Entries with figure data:
□ □ □

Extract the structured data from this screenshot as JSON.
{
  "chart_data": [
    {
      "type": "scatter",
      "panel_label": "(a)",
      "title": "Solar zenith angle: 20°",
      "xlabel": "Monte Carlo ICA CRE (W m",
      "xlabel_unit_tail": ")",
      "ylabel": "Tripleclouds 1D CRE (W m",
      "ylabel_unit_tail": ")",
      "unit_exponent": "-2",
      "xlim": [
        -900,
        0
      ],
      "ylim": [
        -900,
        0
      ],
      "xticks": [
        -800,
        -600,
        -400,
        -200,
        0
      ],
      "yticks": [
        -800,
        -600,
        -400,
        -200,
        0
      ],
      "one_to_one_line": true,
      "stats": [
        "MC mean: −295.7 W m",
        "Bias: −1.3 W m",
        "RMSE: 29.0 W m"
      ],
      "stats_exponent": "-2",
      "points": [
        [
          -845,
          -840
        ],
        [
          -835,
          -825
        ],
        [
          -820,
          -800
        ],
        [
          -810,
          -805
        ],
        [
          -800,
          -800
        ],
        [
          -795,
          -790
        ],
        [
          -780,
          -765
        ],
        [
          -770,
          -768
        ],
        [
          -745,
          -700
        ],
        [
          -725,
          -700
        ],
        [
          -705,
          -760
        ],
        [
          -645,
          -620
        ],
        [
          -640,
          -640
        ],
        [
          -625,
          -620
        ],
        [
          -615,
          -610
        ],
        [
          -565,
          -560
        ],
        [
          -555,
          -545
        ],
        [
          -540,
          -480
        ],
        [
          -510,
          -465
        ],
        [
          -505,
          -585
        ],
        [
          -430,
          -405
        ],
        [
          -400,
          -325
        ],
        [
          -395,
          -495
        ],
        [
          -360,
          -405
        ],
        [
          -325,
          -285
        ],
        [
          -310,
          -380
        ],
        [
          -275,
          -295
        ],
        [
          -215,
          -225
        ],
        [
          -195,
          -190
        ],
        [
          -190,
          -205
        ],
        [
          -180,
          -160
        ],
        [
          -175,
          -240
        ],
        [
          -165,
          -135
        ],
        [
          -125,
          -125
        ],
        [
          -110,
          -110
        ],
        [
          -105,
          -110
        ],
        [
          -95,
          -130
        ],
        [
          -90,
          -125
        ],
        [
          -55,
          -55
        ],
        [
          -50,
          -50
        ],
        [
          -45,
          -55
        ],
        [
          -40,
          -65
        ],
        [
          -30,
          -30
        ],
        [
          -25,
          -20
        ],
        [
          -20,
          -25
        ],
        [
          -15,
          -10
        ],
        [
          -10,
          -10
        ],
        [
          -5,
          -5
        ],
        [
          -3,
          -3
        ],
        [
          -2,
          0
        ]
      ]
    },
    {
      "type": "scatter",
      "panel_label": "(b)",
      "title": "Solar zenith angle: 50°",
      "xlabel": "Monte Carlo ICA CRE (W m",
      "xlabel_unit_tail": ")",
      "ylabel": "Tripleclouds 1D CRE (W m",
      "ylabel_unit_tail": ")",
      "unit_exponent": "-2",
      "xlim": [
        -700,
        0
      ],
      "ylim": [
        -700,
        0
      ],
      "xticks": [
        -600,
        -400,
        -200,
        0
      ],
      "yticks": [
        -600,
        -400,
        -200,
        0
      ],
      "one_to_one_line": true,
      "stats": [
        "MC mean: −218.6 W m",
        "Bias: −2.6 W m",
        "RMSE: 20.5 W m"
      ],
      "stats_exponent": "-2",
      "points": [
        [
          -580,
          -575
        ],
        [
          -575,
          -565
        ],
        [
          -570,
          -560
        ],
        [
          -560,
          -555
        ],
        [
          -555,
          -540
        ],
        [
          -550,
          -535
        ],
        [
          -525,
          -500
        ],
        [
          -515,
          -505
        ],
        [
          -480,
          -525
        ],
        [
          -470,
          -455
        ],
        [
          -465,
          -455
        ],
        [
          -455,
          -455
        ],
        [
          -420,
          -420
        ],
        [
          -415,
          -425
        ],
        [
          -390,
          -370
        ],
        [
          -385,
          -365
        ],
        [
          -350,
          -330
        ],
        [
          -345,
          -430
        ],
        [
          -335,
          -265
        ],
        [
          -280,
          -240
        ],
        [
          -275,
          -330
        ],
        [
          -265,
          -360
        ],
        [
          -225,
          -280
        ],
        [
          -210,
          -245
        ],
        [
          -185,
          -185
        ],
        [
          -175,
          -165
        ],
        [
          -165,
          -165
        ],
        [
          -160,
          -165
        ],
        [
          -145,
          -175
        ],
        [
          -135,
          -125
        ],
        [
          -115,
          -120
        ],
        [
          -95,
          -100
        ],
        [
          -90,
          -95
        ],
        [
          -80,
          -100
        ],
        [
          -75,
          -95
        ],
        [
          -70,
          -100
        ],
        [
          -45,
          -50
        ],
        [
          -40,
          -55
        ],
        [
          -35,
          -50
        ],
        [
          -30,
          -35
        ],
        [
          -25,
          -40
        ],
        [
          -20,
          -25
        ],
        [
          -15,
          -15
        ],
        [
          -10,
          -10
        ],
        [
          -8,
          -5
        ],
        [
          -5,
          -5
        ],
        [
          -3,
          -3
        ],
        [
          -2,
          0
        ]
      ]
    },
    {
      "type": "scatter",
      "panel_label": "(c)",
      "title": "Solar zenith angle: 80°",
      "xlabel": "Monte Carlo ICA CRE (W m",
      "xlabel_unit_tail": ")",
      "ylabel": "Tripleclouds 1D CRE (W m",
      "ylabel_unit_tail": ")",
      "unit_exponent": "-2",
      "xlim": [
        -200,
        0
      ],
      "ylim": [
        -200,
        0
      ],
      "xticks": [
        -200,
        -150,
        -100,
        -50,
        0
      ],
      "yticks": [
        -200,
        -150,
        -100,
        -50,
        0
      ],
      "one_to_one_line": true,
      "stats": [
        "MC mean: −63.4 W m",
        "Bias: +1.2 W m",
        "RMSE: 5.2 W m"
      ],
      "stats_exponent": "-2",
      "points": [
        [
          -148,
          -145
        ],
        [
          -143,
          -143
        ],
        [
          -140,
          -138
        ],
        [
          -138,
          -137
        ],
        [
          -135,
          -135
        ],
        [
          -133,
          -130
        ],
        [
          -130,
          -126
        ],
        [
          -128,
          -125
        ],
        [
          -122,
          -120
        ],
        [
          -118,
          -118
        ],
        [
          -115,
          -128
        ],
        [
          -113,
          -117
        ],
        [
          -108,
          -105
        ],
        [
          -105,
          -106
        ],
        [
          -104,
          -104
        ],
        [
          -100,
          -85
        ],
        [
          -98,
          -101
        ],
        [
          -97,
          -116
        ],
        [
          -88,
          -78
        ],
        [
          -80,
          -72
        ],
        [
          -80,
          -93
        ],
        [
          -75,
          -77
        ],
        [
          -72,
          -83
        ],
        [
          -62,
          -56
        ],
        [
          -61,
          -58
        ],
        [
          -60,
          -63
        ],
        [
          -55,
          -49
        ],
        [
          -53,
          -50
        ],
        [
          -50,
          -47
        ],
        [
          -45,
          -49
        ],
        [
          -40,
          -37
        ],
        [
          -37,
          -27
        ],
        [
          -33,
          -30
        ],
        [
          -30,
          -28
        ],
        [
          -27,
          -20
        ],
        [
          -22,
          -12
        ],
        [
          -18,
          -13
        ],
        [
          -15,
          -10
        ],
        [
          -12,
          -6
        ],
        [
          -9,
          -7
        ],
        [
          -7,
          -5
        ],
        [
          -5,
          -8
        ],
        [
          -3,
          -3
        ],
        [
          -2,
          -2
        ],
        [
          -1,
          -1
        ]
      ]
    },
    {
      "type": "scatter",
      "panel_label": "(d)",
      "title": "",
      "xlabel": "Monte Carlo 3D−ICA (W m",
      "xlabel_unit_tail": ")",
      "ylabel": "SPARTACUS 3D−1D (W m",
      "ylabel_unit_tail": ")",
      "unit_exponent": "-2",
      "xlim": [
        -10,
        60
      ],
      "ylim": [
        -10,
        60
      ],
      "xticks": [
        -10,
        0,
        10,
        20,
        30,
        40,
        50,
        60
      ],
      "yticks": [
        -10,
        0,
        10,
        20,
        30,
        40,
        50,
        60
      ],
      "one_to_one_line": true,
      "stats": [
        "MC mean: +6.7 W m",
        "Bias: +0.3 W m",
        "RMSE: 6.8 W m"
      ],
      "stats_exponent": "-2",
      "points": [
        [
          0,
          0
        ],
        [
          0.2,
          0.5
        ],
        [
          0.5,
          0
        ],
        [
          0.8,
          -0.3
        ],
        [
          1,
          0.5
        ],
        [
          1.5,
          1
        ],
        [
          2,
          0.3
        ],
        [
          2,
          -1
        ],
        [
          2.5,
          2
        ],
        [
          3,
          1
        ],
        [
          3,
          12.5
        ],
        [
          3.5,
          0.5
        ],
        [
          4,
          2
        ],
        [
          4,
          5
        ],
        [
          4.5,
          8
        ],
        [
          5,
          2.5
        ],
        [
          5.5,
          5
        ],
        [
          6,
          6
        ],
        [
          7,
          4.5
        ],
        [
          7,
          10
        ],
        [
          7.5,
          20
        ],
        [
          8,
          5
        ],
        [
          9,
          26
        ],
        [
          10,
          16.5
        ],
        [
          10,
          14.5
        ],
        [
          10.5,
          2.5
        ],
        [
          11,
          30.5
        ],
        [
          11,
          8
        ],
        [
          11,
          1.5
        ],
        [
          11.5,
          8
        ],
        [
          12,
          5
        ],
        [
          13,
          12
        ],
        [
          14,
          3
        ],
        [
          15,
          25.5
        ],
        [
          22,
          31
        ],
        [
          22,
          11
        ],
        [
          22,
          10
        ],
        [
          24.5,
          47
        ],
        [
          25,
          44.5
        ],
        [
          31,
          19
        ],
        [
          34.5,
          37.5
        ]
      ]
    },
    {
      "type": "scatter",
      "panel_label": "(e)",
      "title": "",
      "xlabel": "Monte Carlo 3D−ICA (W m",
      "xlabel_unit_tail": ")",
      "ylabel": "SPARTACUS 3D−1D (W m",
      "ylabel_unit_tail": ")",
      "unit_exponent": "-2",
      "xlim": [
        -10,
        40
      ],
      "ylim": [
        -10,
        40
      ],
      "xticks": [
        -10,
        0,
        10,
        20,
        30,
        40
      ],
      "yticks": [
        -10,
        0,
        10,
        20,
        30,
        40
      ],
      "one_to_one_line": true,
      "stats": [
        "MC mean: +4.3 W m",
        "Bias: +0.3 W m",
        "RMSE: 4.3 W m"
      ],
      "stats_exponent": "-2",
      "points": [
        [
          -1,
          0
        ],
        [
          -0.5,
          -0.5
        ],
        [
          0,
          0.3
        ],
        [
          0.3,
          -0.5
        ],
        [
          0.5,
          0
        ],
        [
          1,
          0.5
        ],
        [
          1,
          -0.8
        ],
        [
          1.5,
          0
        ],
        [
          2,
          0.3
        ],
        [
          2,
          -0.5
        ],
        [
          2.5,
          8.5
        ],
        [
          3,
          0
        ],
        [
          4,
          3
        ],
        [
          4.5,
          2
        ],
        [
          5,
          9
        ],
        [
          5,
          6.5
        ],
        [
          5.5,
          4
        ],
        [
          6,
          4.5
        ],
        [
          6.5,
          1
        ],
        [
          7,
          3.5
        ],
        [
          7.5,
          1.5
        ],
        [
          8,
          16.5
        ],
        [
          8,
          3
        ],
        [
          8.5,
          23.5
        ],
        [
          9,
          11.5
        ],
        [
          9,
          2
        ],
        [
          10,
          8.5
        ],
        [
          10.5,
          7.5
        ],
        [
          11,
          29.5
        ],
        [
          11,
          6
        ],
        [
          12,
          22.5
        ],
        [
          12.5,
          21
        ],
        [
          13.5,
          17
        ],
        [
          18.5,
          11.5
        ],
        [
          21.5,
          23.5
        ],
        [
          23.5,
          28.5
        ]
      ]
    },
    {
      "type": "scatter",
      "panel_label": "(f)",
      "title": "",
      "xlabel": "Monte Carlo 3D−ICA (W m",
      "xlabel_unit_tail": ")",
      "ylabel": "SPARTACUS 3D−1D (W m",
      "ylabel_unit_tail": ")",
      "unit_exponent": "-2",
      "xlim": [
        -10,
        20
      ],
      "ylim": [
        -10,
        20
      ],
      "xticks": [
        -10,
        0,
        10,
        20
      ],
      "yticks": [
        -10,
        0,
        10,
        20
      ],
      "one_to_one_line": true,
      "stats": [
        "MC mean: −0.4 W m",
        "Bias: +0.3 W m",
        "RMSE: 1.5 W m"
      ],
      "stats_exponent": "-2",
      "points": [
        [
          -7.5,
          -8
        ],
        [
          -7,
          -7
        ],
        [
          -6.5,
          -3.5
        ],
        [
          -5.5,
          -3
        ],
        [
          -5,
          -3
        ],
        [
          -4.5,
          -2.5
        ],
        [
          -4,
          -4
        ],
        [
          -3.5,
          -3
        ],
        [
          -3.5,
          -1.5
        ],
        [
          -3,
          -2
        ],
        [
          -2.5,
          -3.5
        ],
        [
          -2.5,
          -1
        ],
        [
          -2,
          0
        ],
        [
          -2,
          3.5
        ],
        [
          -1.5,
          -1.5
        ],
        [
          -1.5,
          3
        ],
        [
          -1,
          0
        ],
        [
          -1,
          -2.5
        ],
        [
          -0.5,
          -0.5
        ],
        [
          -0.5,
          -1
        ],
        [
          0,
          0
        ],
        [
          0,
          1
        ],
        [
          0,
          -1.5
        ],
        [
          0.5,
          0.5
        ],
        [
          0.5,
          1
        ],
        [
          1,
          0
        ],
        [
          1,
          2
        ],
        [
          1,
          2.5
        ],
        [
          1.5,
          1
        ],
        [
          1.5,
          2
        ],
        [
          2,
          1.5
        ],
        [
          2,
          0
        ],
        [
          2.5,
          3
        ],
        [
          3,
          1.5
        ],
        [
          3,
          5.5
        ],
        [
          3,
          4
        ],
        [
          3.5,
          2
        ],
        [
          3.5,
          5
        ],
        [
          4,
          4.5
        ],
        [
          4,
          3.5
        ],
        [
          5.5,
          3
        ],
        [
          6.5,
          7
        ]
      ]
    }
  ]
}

□ □ □

* [Given exercise]
Pick out every line of the listing containing the word "RMSE", and show those lines.

* [Output for this task]
        "RMSE: 29.0 W m"
        "RMSE: 20.5 W m"
        "RMSE: 5.2 W m"
        "RMSE: 6.8 W m"
        "RMSE: 4.3 W m"
        "RMSE: 1.5 W m"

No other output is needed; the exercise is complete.